_What is required_: Review the lines that follow and copy each one that contains the word "remboursement".
====== Provided data
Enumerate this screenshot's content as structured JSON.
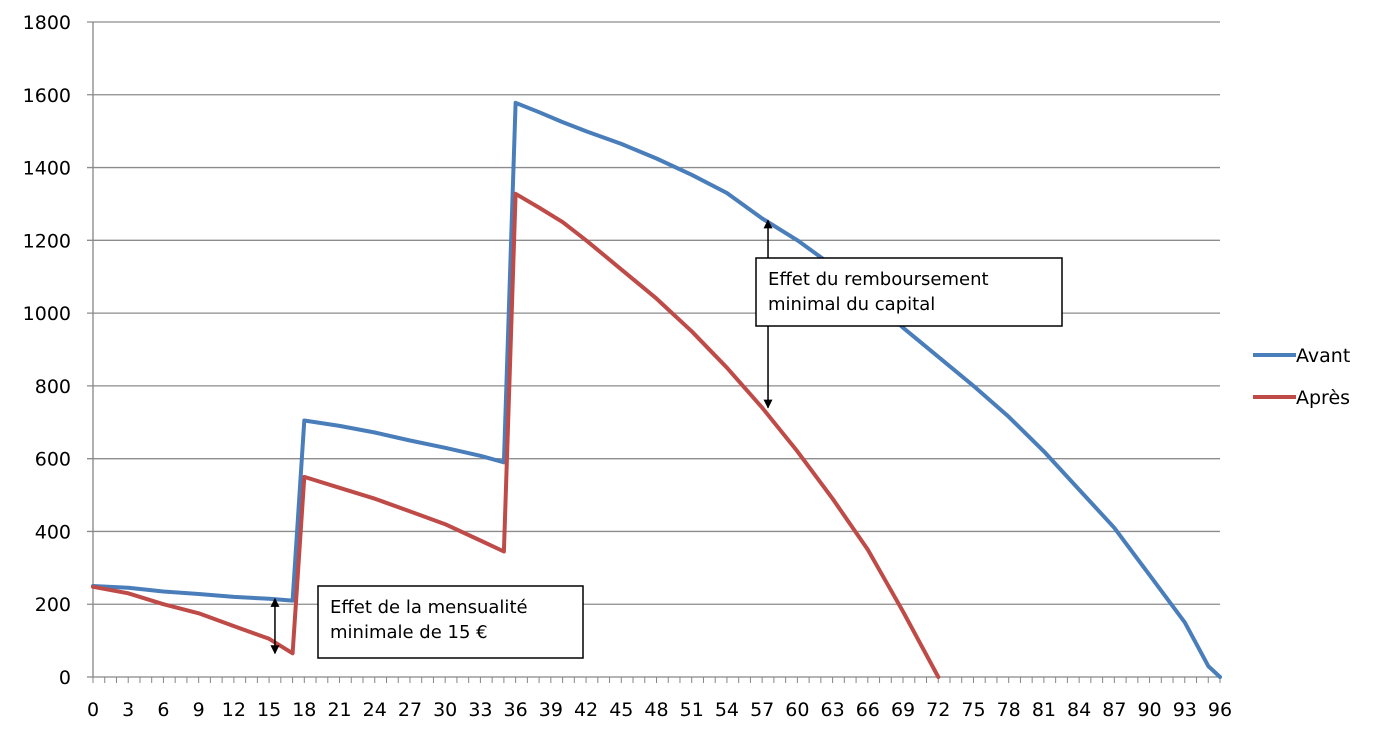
{
  "chart_data": {
    "type": "line",
    "title": "",
    "xlabel": "",
    "ylabel": "",
    "xlim": [
      0,
      96
    ],
    "ylim": [
      0,
      1800
    ],
    "y_ticks": [
      "0",
      "200",
      "400",
      "600",
      "800",
      "1000",
      "1200",
      "1400",
      "1600",
      "1800"
    ],
    "x_tick_labels": [
      "0",
      "3",
      "6",
      "9",
      "12",
      "15",
      "18",
      "21",
      "24",
      "27",
      "30",
      "33",
      "36",
      "39",
      "42",
      "45",
      "48",
      "51",
      "54",
      "57",
      "60",
      "63",
      "66",
      "69",
      "72",
      "75",
      "78",
      "81",
      "84",
      "87",
      "90",
      "93",
      "96"
    ],
    "grid": "horizontal",
    "legend_position": "right",
    "series": [
      {
        "name": "Avant",
        "color": "#4a7ebb",
        "points": [
          [
            0,
            250
          ],
          [
            3,
            245
          ],
          [
            6,
            235
          ],
          [
            9,
            228
          ],
          [
            12,
            220
          ],
          [
            15,
            215
          ],
          [
            17,
            210
          ],
          [
            18,
            705
          ],
          [
            21,
            690
          ],
          [
            24,
            672
          ],
          [
            27,
            650
          ],
          [
            30,
            630
          ],
          [
            33,
            608
          ],
          [
            35,
            590
          ],
          [
            36,
            1578
          ],
          [
            38,
            1552
          ],
          [
            40,
            1525
          ],
          [
            42,
            1500
          ],
          [
            45,
            1465
          ],
          [
            48,
            1425
          ],
          [
            51,
            1380
          ],
          [
            54,
            1330
          ],
          [
            57,
            1260
          ],
          [
            60,
            1200
          ],
          [
            63,
            1130
          ],
          [
            66,
            1050
          ],
          [
            69,
            960
          ],
          [
            72,
            880
          ],
          [
            75,
            800
          ],
          [
            78,
            715
          ],
          [
            81,
            620
          ],
          [
            84,
            515
          ],
          [
            87,
            410
          ],
          [
            90,
            280
          ],
          [
            93,
            150
          ],
          [
            95,
            30
          ],
          [
            96,
            0
          ]
        ]
      },
      {
        "name": "Après",
        "color": "#be4b48",
        "points": [
          [
            0,
            248
          ],
          [
            3,
            230
          ],
          [
            6,
            200
          ],
          [
            9,
            175
          ],
          [
            12,
            140
          ],
          [
            15,
            105
          ],
          [
            17,
            65
          ],
          [
            18,
            550
          ],
          [
            21,
            520
          ],
          [
            24,
            490
          ],
          [
            27,
            455
          ],
          [
            30,
            420
          ],
          [
            33,
            375
          ],
          [
            35,
            345
          ],
          [
            36,
            1328
          ],
          [
            38,
            1290
          ],
          [
            40,
            1250
          ],
          [
            42,
            1200
          ],
          [
            45,
            1120
          ],
          [
            48,
            1040
          ],
          [
            51,
            950
          ],
          [
            54,
            850
          ],
          [
            57,
            740
          ],
          [
            60,
            620
          ],
          [
            63,
            490
          ],
          [
            66,
            350
          ],
          [
            69,
            180
          ],
          [
            72,
            0
          ]
        ]
      }
    ],
    "annotations": [
      {
        "id": "mensualite",
        "lines": [
          "Effet de la mensualité",
          "minimale de 15 €"
        ],
        "arrow_x": 15.5,
        "arrow_y_from": 65,
        "arrow_y_to": 215
      },
      {
        "id": "remboursement",
        "lines": [
          "Effet du remboursement",
          "minimal du capital"
        ],
        "arrow_x": 57.5,
        "arrow_y_from": 740,
        "arrow_y_to": 1255
      }
    ]
  }
}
============
_Completed task_:
        "id": "remboursement",
          "Effet du remboursement",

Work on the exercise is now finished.